— START OF Dataset entries —
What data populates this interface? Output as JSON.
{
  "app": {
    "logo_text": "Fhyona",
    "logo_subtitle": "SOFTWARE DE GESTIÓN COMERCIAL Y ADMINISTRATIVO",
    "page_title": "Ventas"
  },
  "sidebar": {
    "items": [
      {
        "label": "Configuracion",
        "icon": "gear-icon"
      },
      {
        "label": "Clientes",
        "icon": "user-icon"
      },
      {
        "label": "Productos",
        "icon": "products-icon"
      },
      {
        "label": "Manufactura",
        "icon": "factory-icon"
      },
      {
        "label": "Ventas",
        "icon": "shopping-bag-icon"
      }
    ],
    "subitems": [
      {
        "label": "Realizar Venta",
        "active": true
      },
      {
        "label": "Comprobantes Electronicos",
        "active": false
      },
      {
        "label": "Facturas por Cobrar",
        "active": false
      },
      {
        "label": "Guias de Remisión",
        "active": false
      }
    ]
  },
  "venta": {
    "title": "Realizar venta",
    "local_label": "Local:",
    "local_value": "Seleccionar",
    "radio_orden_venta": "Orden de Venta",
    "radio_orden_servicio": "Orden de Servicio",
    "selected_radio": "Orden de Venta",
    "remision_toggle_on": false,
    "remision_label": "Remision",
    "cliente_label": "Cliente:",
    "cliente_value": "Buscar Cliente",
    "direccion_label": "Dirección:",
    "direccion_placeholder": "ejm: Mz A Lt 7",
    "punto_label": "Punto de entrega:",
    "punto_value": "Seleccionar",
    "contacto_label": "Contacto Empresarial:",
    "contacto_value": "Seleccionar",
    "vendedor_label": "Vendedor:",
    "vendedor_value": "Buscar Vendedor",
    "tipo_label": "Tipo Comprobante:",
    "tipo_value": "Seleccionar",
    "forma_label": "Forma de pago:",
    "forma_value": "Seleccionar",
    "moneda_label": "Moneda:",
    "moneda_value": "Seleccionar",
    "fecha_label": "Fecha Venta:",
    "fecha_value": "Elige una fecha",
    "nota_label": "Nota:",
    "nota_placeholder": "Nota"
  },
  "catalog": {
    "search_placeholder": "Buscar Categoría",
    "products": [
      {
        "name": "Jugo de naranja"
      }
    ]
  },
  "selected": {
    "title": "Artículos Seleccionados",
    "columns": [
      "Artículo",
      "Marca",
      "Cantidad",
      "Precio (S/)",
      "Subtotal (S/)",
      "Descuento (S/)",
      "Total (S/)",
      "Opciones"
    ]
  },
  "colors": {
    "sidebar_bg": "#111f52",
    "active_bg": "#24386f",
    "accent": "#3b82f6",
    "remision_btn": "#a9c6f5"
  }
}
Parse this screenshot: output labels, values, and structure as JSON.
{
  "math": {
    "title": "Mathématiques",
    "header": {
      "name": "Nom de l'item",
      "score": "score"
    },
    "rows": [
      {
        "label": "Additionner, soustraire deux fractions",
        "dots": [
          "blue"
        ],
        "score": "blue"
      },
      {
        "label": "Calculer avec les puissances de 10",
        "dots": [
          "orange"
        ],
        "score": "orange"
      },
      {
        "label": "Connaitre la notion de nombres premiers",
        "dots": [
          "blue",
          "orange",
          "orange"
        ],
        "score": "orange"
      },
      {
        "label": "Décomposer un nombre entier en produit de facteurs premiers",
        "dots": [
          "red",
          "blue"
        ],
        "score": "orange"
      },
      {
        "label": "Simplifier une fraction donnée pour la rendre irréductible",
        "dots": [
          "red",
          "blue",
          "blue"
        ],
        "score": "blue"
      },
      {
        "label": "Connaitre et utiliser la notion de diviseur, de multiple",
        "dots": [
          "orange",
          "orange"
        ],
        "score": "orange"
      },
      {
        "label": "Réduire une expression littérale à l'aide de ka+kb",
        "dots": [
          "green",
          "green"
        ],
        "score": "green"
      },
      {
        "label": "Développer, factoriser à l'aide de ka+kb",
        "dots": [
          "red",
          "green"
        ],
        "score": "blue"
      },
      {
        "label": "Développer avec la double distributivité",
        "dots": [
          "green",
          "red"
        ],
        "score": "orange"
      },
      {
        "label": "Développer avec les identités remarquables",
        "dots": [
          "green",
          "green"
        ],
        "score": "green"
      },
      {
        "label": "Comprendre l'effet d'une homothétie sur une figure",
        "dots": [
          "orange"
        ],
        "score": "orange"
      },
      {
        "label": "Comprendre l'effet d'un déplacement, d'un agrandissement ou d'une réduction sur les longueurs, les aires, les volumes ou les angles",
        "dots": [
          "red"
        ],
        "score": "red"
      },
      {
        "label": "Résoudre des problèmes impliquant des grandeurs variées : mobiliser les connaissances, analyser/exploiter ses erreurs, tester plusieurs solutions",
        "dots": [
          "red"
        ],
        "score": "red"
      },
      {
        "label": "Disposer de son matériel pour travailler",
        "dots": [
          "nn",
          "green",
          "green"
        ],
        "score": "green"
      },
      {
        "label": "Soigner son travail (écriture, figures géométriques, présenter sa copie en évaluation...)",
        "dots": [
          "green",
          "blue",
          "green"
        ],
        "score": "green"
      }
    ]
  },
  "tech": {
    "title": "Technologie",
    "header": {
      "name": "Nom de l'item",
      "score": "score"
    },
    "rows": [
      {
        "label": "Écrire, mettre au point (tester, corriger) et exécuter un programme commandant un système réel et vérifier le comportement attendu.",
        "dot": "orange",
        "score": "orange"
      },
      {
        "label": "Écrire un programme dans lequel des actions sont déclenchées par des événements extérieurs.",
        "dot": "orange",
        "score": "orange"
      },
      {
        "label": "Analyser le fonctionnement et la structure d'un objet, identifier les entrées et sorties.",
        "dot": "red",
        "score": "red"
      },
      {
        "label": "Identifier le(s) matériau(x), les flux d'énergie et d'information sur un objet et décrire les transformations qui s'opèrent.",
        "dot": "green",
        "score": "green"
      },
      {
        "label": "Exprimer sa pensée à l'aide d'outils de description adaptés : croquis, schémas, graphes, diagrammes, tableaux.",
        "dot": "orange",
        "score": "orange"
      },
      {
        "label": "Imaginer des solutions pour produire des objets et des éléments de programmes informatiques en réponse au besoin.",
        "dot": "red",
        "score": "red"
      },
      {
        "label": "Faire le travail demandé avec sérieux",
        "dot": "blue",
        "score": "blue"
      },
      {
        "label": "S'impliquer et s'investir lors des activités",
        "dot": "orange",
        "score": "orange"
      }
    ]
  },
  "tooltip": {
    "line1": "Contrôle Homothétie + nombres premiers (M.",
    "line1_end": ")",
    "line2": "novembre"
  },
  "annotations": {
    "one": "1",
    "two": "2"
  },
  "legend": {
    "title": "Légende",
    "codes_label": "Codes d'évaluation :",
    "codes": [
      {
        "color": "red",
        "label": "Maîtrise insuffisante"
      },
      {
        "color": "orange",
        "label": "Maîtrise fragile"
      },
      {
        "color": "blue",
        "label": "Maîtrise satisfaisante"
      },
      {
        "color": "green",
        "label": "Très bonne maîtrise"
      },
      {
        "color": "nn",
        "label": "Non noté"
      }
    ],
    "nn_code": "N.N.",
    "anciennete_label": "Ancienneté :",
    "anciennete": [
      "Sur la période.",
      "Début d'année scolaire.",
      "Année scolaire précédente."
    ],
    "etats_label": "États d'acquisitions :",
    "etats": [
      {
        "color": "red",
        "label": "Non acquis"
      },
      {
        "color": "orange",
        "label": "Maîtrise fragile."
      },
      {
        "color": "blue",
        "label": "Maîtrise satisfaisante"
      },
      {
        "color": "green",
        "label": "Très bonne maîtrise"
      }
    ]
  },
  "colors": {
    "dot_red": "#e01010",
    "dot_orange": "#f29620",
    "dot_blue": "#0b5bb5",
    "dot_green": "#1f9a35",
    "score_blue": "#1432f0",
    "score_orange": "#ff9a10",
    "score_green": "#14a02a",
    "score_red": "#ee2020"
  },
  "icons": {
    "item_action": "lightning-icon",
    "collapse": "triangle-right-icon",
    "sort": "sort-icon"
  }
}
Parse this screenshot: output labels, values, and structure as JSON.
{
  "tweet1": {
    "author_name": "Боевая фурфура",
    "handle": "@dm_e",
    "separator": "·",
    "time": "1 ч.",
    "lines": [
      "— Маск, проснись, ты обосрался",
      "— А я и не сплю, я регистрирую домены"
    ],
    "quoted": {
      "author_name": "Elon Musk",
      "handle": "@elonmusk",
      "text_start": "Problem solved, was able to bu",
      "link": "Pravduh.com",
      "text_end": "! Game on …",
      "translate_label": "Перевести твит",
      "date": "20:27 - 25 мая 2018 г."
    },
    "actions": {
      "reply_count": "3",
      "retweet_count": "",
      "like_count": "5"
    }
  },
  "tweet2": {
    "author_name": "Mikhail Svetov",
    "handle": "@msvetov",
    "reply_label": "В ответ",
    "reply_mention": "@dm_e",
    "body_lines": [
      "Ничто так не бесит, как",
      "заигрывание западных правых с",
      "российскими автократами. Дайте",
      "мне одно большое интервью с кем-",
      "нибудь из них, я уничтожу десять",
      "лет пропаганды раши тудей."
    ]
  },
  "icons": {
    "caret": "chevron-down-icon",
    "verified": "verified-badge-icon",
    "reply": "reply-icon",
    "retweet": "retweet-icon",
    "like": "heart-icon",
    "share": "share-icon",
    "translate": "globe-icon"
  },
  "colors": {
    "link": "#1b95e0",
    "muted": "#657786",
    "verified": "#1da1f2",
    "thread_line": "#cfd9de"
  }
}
— END OF Dataset entries —
What to do => Looking at the material above, count the lines that hold "verified" and give the total alone.

Exercise response => 2